(Data extracted from a collection)

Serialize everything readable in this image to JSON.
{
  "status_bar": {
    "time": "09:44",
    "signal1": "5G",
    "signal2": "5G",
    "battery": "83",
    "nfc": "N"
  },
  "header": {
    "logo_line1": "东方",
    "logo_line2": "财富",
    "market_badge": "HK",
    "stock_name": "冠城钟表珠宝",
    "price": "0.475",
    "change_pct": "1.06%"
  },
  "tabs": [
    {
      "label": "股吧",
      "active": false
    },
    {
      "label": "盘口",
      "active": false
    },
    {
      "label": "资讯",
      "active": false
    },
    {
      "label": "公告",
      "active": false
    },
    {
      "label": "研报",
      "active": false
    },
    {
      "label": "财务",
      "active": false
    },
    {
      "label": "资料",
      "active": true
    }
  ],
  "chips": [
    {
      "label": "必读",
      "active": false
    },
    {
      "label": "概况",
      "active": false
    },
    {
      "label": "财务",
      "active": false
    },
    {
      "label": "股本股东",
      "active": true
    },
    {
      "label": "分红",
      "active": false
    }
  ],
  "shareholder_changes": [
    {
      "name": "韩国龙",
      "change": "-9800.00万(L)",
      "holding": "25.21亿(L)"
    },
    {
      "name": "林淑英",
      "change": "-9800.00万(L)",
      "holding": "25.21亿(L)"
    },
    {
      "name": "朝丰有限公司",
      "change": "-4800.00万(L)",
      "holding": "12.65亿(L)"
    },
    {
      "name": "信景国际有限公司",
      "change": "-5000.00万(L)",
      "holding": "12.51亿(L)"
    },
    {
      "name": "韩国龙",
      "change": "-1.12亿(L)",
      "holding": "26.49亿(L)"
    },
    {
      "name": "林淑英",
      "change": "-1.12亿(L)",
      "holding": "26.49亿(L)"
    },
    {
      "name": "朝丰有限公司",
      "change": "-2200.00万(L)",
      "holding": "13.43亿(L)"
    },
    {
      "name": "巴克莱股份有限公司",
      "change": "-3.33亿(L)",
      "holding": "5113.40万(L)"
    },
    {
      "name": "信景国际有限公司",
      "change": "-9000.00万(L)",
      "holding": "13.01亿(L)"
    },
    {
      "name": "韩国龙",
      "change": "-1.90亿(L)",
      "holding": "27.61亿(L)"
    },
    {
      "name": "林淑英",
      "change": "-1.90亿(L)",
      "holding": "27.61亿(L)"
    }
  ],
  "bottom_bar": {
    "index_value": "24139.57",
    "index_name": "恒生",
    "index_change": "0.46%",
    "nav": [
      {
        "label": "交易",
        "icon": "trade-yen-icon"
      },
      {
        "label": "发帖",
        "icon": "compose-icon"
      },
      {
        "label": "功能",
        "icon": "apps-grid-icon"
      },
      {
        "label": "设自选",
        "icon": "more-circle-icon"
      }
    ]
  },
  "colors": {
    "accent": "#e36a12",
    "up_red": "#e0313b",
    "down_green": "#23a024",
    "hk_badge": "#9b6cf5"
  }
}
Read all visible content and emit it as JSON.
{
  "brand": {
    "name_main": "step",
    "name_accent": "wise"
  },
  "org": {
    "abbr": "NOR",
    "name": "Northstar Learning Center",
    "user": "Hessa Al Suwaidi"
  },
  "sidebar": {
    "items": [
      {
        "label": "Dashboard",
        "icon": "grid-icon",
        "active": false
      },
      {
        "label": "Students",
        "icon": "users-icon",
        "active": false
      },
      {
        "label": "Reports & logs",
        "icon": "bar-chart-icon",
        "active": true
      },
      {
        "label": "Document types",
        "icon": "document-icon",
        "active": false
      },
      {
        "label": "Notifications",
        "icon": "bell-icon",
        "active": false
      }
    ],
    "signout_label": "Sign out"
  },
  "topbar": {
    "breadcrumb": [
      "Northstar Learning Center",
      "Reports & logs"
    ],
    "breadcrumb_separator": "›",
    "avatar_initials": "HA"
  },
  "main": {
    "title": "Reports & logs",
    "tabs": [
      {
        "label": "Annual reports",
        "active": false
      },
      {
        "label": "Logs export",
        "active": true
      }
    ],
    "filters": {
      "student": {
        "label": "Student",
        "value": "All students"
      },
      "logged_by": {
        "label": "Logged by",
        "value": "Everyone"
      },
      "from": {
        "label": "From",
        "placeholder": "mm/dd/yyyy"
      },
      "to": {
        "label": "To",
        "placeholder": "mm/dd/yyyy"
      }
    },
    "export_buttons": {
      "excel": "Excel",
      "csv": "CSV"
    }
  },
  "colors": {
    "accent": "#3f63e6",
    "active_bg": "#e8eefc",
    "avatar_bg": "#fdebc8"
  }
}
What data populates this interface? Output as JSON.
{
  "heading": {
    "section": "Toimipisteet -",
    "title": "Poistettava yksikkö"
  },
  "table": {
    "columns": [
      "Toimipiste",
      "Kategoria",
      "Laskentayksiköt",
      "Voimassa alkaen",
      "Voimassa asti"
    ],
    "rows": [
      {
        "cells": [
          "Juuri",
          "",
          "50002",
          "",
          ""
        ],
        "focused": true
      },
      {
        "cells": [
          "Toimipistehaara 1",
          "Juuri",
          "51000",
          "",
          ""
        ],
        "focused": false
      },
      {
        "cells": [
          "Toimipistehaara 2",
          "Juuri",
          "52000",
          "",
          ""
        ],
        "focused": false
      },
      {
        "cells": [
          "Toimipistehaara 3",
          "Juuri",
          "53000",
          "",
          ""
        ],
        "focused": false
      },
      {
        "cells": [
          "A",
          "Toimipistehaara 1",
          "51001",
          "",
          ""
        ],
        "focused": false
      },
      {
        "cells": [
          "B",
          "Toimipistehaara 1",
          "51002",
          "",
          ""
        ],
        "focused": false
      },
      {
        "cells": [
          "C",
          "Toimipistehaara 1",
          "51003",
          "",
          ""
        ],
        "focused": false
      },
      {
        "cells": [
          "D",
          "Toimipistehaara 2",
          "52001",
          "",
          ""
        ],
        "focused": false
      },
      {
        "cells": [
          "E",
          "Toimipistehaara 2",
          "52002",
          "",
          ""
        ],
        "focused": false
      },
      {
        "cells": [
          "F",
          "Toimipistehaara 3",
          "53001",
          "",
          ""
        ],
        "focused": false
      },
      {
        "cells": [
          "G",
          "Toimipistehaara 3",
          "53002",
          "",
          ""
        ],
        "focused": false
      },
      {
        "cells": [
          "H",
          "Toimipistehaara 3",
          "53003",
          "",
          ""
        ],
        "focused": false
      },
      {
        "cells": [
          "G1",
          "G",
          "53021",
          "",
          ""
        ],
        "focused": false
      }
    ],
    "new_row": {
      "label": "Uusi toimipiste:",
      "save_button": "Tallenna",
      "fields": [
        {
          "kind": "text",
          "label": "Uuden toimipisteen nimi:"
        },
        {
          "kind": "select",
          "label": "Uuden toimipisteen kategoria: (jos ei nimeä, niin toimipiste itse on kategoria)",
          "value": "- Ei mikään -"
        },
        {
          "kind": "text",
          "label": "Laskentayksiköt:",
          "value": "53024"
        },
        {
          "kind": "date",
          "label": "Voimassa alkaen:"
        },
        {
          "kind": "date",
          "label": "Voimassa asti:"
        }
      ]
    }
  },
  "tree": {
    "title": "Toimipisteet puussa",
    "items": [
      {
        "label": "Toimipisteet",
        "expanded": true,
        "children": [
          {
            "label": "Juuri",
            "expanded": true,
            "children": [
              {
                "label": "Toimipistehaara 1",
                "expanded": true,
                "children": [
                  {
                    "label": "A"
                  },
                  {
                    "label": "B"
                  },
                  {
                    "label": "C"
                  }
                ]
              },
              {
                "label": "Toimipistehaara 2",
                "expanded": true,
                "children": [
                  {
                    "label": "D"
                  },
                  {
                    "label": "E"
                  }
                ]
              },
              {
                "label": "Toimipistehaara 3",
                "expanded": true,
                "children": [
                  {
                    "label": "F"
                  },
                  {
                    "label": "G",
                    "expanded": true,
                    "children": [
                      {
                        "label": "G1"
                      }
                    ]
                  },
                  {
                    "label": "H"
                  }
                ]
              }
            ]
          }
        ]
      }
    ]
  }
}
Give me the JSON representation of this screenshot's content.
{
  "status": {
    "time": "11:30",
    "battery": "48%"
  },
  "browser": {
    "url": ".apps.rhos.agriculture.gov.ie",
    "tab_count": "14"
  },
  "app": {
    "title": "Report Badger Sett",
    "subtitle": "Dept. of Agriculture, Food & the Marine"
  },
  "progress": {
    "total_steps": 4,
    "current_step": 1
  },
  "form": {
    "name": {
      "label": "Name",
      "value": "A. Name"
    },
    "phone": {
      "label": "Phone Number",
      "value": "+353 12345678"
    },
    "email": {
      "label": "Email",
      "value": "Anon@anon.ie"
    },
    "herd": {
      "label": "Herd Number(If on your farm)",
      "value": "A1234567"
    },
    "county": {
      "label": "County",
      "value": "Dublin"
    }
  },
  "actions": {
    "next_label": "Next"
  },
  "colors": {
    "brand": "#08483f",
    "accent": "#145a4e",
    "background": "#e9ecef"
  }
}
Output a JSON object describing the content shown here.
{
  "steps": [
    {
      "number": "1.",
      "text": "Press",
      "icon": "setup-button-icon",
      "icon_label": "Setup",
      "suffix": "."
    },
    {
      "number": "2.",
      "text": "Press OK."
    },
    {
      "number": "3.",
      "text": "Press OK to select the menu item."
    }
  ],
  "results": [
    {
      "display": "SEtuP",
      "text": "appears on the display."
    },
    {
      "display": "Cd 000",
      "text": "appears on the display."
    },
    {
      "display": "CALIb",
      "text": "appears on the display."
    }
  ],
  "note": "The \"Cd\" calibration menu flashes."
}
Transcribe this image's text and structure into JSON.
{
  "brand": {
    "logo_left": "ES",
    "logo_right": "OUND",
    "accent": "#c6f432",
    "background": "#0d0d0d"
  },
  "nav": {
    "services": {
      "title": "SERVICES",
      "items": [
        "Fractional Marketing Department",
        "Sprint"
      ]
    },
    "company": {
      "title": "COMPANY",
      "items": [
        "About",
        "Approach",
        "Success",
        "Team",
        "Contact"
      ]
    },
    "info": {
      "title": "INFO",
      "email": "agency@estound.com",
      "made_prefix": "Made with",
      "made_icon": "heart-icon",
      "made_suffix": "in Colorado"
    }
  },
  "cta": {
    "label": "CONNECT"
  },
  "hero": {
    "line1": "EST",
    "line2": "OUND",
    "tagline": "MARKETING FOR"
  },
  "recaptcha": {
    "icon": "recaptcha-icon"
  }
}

Directive >>
Find and copy every line in the entries above where the string "select" occurs.

Response below >>
          "kind": "select",
      "text": "Press OK to select the menu item."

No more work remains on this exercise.